══ Dataset records ══
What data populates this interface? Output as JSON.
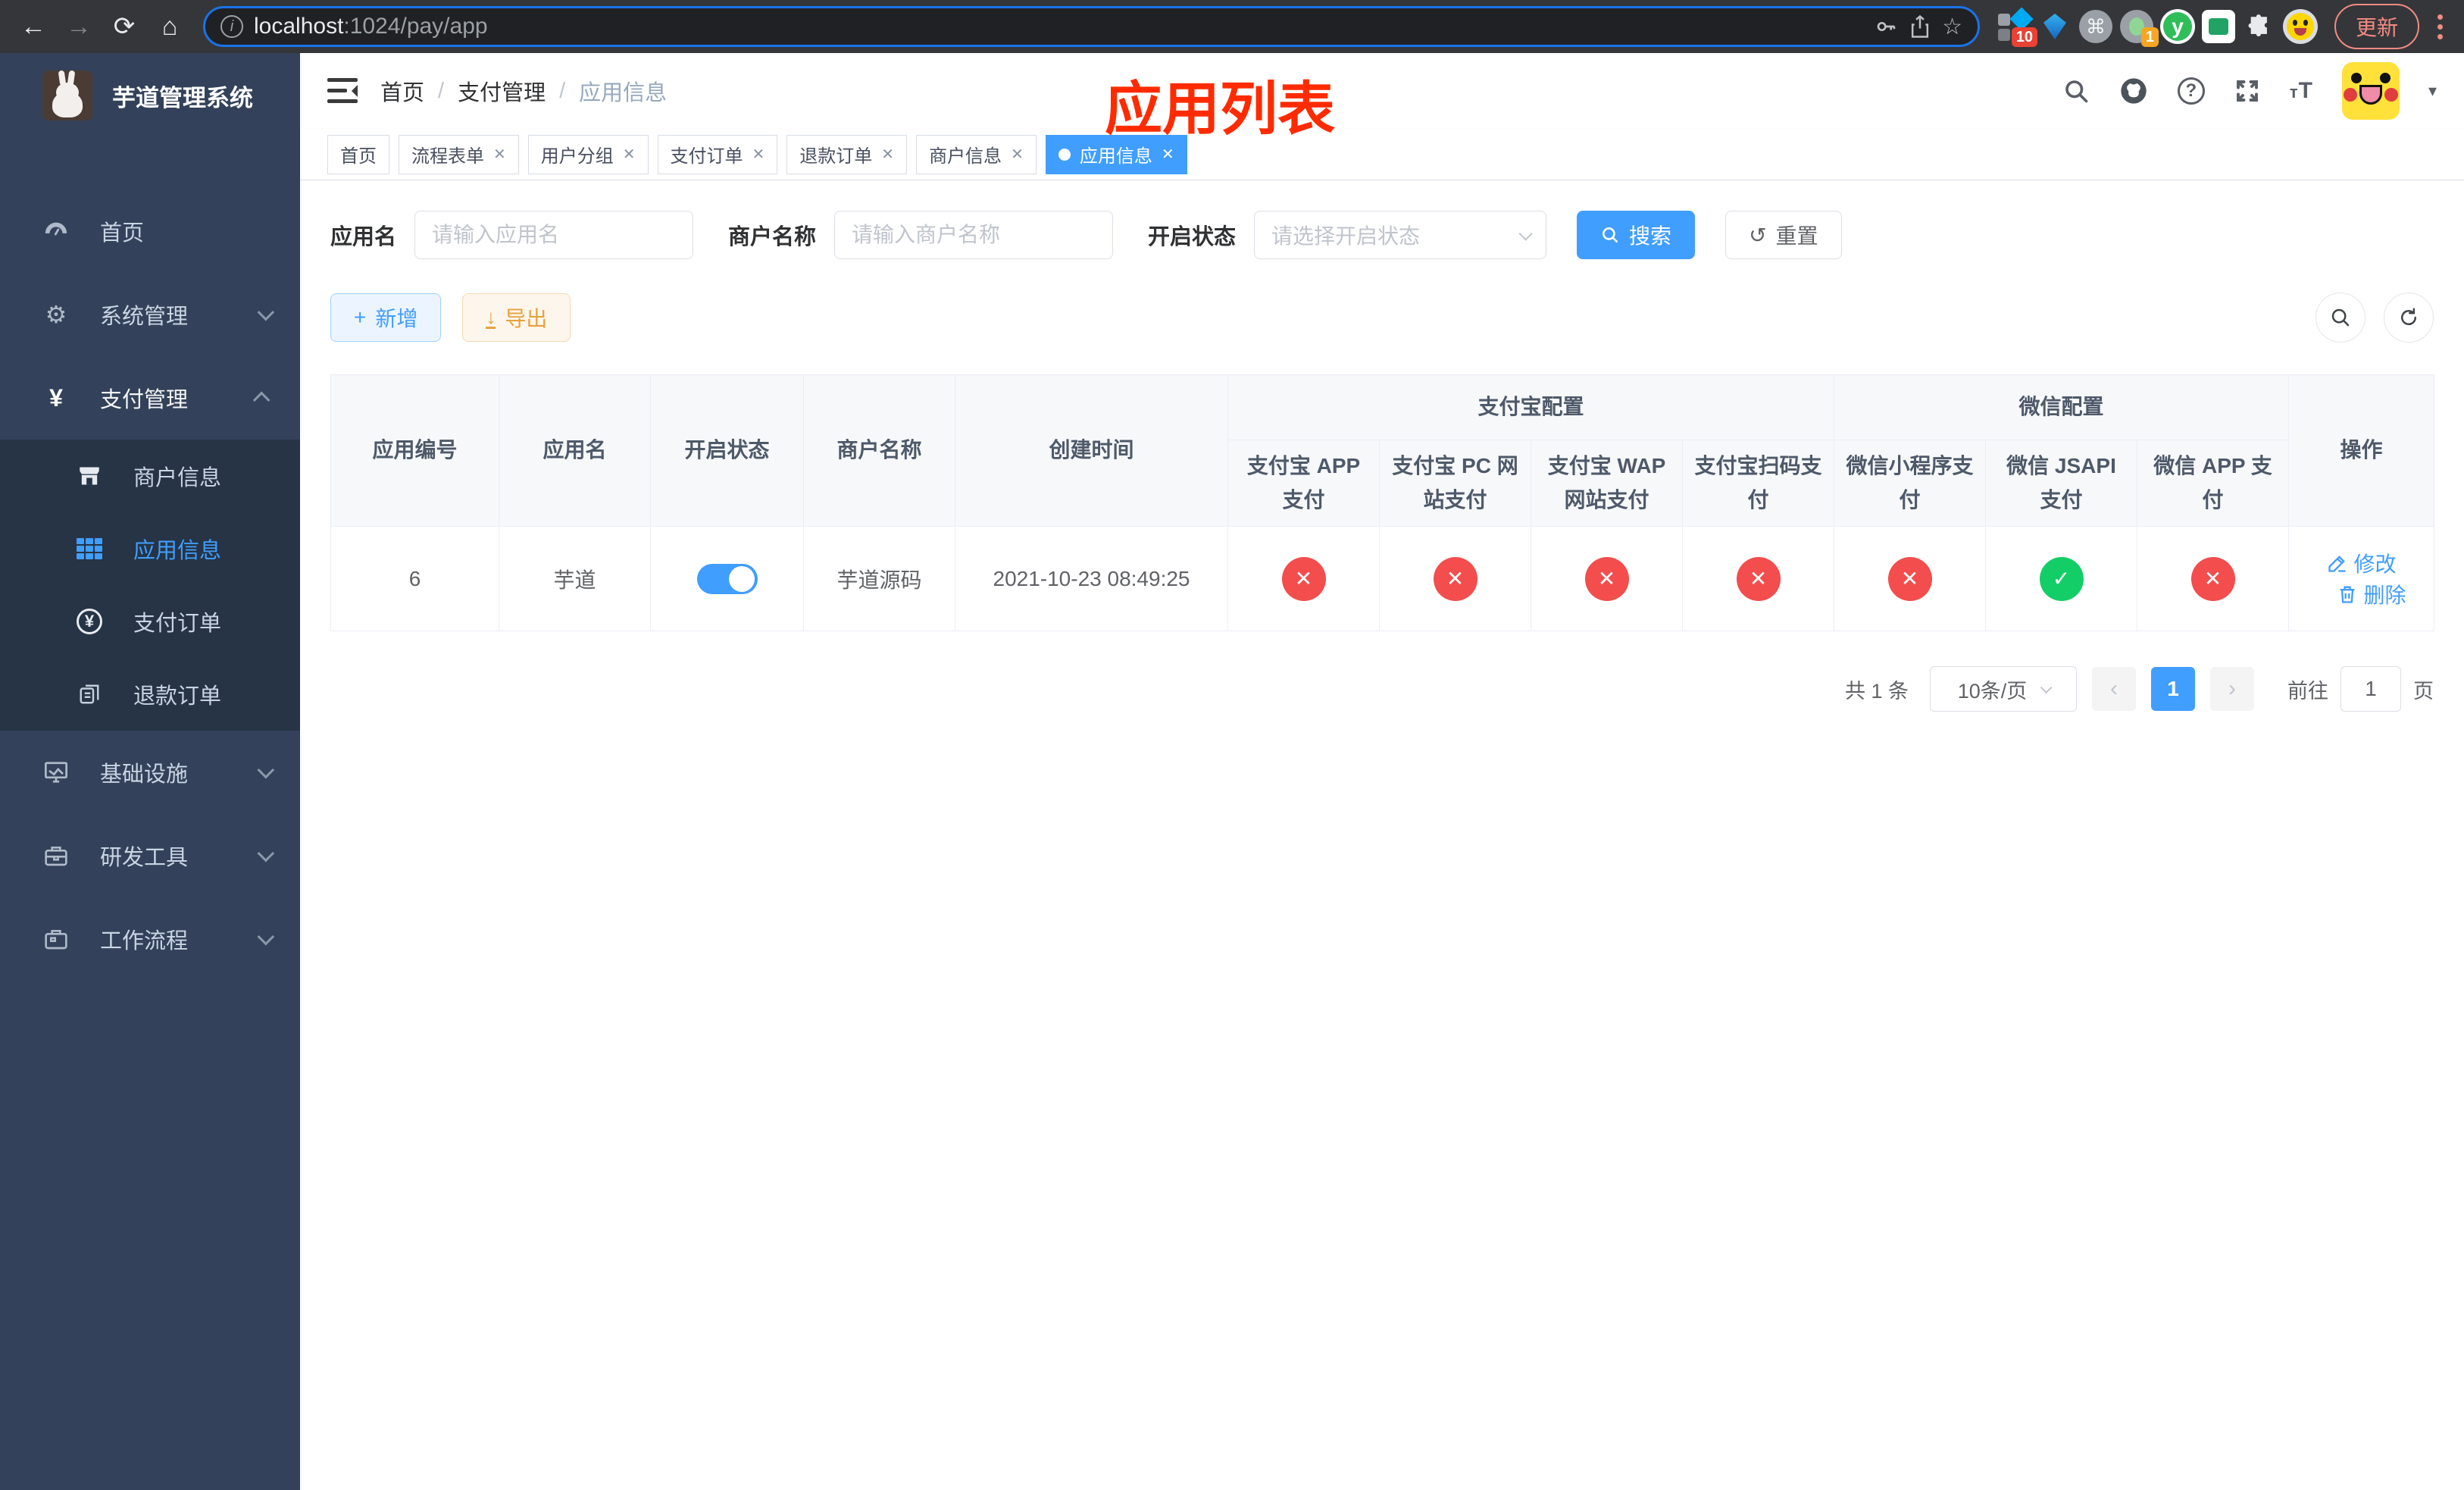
{
  "browser": {
    "url_host": "localhost",
    "url_rest": ":1024/pay/app",
    "update_label": "更新",
    "ext_badge_10": "10",
    "ext_badge_1": "1",
    "ext_y": "y",
    "cmd_glyph": "⌘"
  },
  "icons": {
    "back": "←",
    "forward": "→",
    "reload": "⟳",
    "home": "⌂",
    "info": "i",
    "star": "☆",
    "question": "?",
    "caret": "▾",
    "check": "✓",
    "cross": "✕",
    "prev": "‹",
    "next": "›",
    "plus": "+",
    "download": "↓",
    "reset": "↺",
    "select_chevron": "",
    "yen": "¥"
  },
  "sidebar": {
    "title": "芋道管理系统",
    "items": [
      {
        "label": "首页"
      },
      {
        "label": "系统管理"
      },
      {
        "label": "支付管理"
      },
      {
        "label": "商户信息"
      },
      {
        "label": "应用信息"
      },
      {
        "label": "支付订单"
      },
      {
        "label": "退款订单"
      },
      {
        "label": "基础设施"
      },
      {
        "label": "研发工具"
      },
      {
        "label": "工作流程"
      }
    ]
  },
  "navbar": {
    "breadcrumb": [
      "首页",
      "支付管理",
      "应用信息"
    ],
    "separator": "/",
    "annotation": "应用列表"
  },
  "tabs": [
    {
      "label": "首页"
    },
    {
      "label": "流程表单"
    },
    {
      "label": "用户分组"
    },
    {
      "label": "支付订单"
    },
    {
      "label": "退款订单"
    },
    {
      "label": "商户信息"
    },
    {
      "label": "应用信息"
    }
  ],
  "filters": {
    "app_name_label": "应用名",
    "app_name_placeholder": "请输入应用名",
    "merchant_label": "商户名称",
    "merchant_placeholder": "请输入商户名称",
    "status_label": "开启状态",
    "status_placeholder": "请选择开启状态",
    "search_label": "搜索",
    "reset_label": "重置"
  },
  "toolbar": {
    "add_label": "新增",
    "export_label": "导出"
  },
  "table": {
    "group_alipay": "支付宝配置",
    "group_wechat": "微信配置",
    "columns": [
      "应用编号",
      "应用名",
      "开启状态",
      "商户名称",
      "创建时间",
      "支付宝 APP 支付",
      "支付宝 PC 网站支付",
      "支付宝 WAP 网站支付",
      "支付宝扫码支付",
      "微信小程序支付",
      "微信 JSAPI 支付",
      "微信 APP 支付",
      "操作"
    ],
    "row": {
      "id": "6",
      "name": "芋道",
      "enabled": true,
      "merchant": "芋道源码",
      "created_at": "2021-10-23 08:49:25",
      "statuses": [
        false,
        false,
        false,
        false,
        false,
        true,
        false
      ],
      "edit_label": "修改",
      "delete_label": "删除"
    }
  },
  "pagination": {
    "total": "共 1 条",
    "page_size": "10条/页",
    "page": "1",
    "goto_label": "前往",
    "goto_value": "1",
    "page_suffix": "页"
  },
  "colors": {
    "primary": "#409eff",
    "success": "#13ce66",
    "danger": "#f34d4d",
    "warning": "#e6a23c",
    "sidebar_bg": "#33425a",
    "submenu_bg": "#263445",
    "annotation_red": "#ff2b00"
  }
}
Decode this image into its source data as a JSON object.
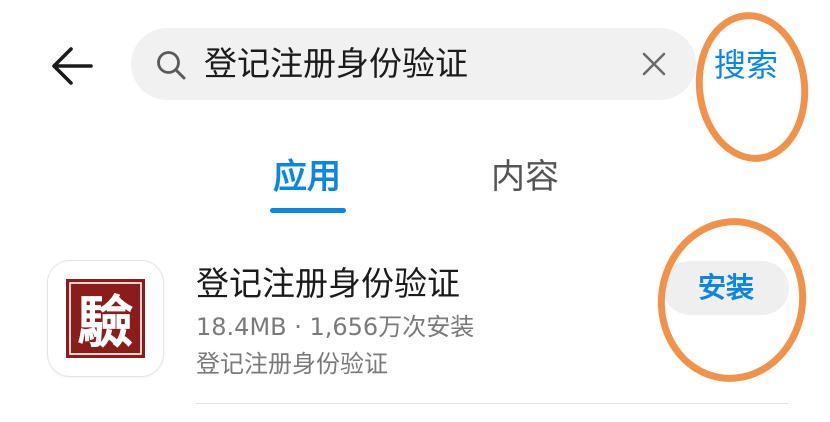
{
  "colors": {
    "accent": "#0a86e6",
    "annotation": "#f0924a",
    "icon_seal": "#8b1c1c"
  },
  "header": {
    "back_icon": "arrow-left-icon",
    "search": {
      "icon": "search-icon",
      "value": "登记注册身份验证",
      "clear_icon": "close-icon"
    },
    "search_button_label": "搜索"
  },
  "tabs": [
    {
      "label": "应用",
      "selected": true
    },
    {
      "label": "内容",
      "selected": false
    }
  ],
  "results": [
    {
      "icon": "seal-logo-icon",
      "icon_text": "驗",
      "name": "登记注册身份验证",
      "meta": "18.4MB · 1,656万次安装",
      "description": "登记注册身份验证",
      "action_label": "安装"
    }
  ]
}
═══
** Task **
Make an exact reproduction of the listing above, without any pictures.

** Result for this exercise **
What data populates this interface? Output as JSON.
{
  "browser": {
    "url_host": "localhost",
    "url_rest": ":1024/pay/app",
    "update_label": "更新",
    "ext_badge_10": "10",
    "ext_badge_1": "1",
    "ext_y": "y",
    "cmd_glyph": "⌘"
  },
  "icons": {
    "back": "←",
    "forward": "→",
    "reload": "⟳",
    "home": "⌂",
    "info": "i",
    "star": "☆",
    "question": "?",
    "caret": "▾",
    "check": "✓",
    "cross": "✕",
    "prev": "‹",
    "next": "›",
    "plus": "+",
    "download": "↓",
    "reset": "↺",
    "select_chevron": "",
    "yen": "¥"
  },
  "sidebar": {
    "title": "芋道管理系统",
    "items": [
      {
        "label": "首页"
      },
      {
        "label": "系统管理"
      },
      {
        "label": "支付管理"
      },
      {
        "label": "商户信息"
      },
      {
        "label": "应用信息"
      },
      {
        "label": "支付订单"
      },
      {
        "label": "退款订单"
      },
      {
        "label": "基础设施"
      },
      {
        "label": "研发工具"
      },
      {
        "label": "工作流程"
      }
    ]
  },
  "navbar": {
    "breadcrumb": [
      "首页",
      "支付管理",
      "应用信息"
    ],
    "separator": "/",
    "annotation": "应用列表"
  },
  "tabs": [
    {
      "label": "首页"
    },
    {
      "label": "流程表单"
    },
    {
      "label": "用户分组"
    },
    {
      "label": "支付订单"
    },
    {
      "label": "退款订单"
    },
    {
      "label": "商户信息"
    },
    {
      "label": "应用信息"
    }
  ],
  "filters": {
    "app_name_label": "应用名",
    "app_name_placeholder": "请输入应用名",
    "merchant_label": "商户名称",
    "merchant_placeholder": "请输入商户名称",
    "status_label": "开启状态",
    "status_placeholder": "请选择开启状态",
    "search_label": "搜索",
    "reset_label": "重置"
  },
  "toolbar": {
    "add_label": "新增",
    "export_label": "导出"
  },
  "table": {
    "group_alipay": "支付宝配置",
    "group_wechat": "微信配置",
    "columns": [
      "应用编号",
      "应用名",
      "开启状态",
      "商户名称",
      "创建时间",
      "支付宝 APP 支付",
      "支付宝 PC 网站支付",
      "支付宝 WAP 网站支付",
      "支付宝扫码支付",
      "微信小程序支付",
      "微信 JSAPI 支付",
      "微信 APP 支付",
      "操作"
    ],
    "row": {
      "id": "6",
      "name": "芋道",
      "enabled": true,
      "merchant": "芋道源码",
      "created_at": "2021-10-23 08:49:25",
      "statuses": [
        false,
        false,
        false,
        false,
        false,
        true,
        false
      ],
      "edit_label": "修改",
      "delete_label": "删除"
    }
  },
  "pagination": {
    "total": "共 1 条",
    "page_size": "10条/页",
    "page": "1",
    "goto_label": "前往",
    "goto_value": "1",
    "page_suffix": "页"
  },
  "colors": {
    "primary": "#409eff",
    "success": "#13ce66",
    "danger": "#f34d4d",
    "warning": "#e6a23c",
    "sidebar_bg": "#33425a",
    "submenu_bg": "#263445",
    "annotation_red": "#ff2b00"
  }
}
Decode this image into its source data as a JSON object.
{
  "colors": {
    "accent": "#0a86e6",
    "annotation": "#f0924a",
    "icon_seal": "#8b1c1c"
  },
  "header": {
    "back_icon": "arrow-left-icon",
    "search": {
      "icon": "search-icon",
      "value": "登记注册身份验证",
      "clear_icon": "close-icon"
    },
    "search_button_label": "搜索"
  },
  "tabs": [
    {
      "label": "应用",
      "selected": true
    },
    {
      "label": "内容",
      "selected": false
    }
  ],
  "results": [
    {
      "icon": "seal-logo-icon",
      "icon_text": "驗",
      "name": "登记注册身份验证",
      "meta": "18.4MB · 1,656万次安装",
      "description": "登记注册身份验证",
      "action_label": "安装"
    }
  ]
}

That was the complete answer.